──────── Data supplied

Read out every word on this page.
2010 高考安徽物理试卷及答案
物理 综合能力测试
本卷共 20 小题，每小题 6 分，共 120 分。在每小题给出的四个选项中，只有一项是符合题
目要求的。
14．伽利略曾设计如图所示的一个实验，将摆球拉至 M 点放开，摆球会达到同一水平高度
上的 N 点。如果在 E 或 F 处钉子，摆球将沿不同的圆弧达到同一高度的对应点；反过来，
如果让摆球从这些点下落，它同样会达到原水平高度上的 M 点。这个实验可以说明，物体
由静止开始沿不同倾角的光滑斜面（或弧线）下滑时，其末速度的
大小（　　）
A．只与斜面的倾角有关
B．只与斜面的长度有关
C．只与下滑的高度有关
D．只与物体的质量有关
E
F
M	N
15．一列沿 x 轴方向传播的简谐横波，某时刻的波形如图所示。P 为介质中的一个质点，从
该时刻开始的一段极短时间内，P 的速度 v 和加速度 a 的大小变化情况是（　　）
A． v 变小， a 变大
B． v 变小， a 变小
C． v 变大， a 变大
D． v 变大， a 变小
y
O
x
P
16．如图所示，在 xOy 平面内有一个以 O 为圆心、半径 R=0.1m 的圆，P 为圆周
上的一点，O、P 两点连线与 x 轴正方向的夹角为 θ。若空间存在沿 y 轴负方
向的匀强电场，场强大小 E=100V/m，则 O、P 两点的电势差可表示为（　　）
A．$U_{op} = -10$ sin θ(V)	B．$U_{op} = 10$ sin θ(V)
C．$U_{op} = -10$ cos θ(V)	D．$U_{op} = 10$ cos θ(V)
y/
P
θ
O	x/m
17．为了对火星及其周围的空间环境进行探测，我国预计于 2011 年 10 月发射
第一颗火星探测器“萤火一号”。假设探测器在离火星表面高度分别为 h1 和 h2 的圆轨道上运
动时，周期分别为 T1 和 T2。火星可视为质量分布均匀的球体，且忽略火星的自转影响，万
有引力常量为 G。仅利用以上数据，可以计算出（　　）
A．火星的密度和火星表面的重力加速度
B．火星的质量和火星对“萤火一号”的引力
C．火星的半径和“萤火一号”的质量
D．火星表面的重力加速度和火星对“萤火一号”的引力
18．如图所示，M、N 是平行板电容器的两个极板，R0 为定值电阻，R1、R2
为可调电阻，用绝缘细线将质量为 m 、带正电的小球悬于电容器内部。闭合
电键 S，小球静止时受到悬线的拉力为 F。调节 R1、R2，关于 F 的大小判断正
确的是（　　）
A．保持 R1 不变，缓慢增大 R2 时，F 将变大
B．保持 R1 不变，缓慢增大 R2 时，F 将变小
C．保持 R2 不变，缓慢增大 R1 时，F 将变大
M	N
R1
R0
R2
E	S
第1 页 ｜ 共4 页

────────────────

# [What needs to be done]
Set down every line of the listing above again, exactly as given.

# [Solution to the exercise]
Read out every word on this page.
2010 高考安徽物理试卷及答案
物理 综合能力测试
本卷共 20 小题，每小题 6 分，共 120 分。在每小题给出的四个选项中，只有一项是符合题
目要求的。
14．伽利略曾设计如图所示的一个实验，将摆球拉至 M 点放开，摆球会达到同一水平高度
上的 N 点。如果在 E 或 F 处钉子，摆球将沿不同的圆弧达到同一高度的对应点；反过来，
如果让摆球从这些点下落，它同样会达到原水平高度上的 M 点。这个实验可以说明，物体
由静止开始沿不同倾角的光滑斜面（或弧线）下滑时，其末速度的
大小（　　）
A．只与斜面的倾角有关
B．只与斜面的长度有关
C．只与下滑的高度有关
D．只与物体的质量有关
E
F
M	N
15．一列沿 x 轴方向传播的简谐横波，某时刻的波形如图所示。P 为介质中的一个质点，从
该时刻开始的一段极短时间内，P 的速度 v 和加速度 a 的大小变化情况是（　　）
A． v 变小， a 变大
B． v 变小， a 变小
C． v 变大， a 变大
D． v 变大， a 变小
y
O
x
P
16．如图所示，在 xOy 平面内有一个以 O 为圆心、半径 R=0.1m 的圆，P 为圆周
上的一点，O、P 两点连线与 x 轴正方向的夹角为 θ。若空间存在沿 y 轴负方
向的匀强电场，场强大小 E=100V/m，则 O、P 两点的电势差可表示为（　　）
A．$U_{op} = -10$ sin θ(V)	B．$U_{op} = 10$ sin θ(V)
C．$U_{op} = -10$ cos θ(V)	D．$U_{op} = 10$ cos θ(V)
y/
P
θ
O	x/m
17．为了对火星及其周围的空间环境进行探测，我国预计于 2011 年 10 月发射
第一颗火星探测器“萤火一号”。假设探测器在离火星表面高度分别为 h1 和 h2 的圆轨道上运
动时，周期分别为 T1 和 T2。火星可视为质量分布均匀的球体，且忽略火星的自转影响，万
有引力常量为 G。仅利用以上数据，可以计算出（　　）
A．火星的密度和火星表面的重力加速度
B．火星的质量和火星对“萤火一号”的引力
C．火星的半径和“萤火一号”的质量
D．火星表面的重力加速度和火星对“萤火一号”的引力
18．如图所示，M、N 是平行板电容器的两个极板，R0 为定值电阻，R1、R2
为可调电阻，用绝缘细线将质量为 m 、带正电的小球悬于电容器内部。闭合
电键 S，小球静止时受到悬线的拉力为 F。调节 R1、R2，关于 F 的大小判断正
确的是（　　）
A．保持 R1 不变，缓慢增大 R2 时，F 将变大
B．保持 R1 不变，缓慢增大 R2 时，F 将变小
C．保持 R2 不变，缓慢增大 R1 时，F 将变大
M	N
R1
R0
R2
E	S
第1 页 ｜ 共4 页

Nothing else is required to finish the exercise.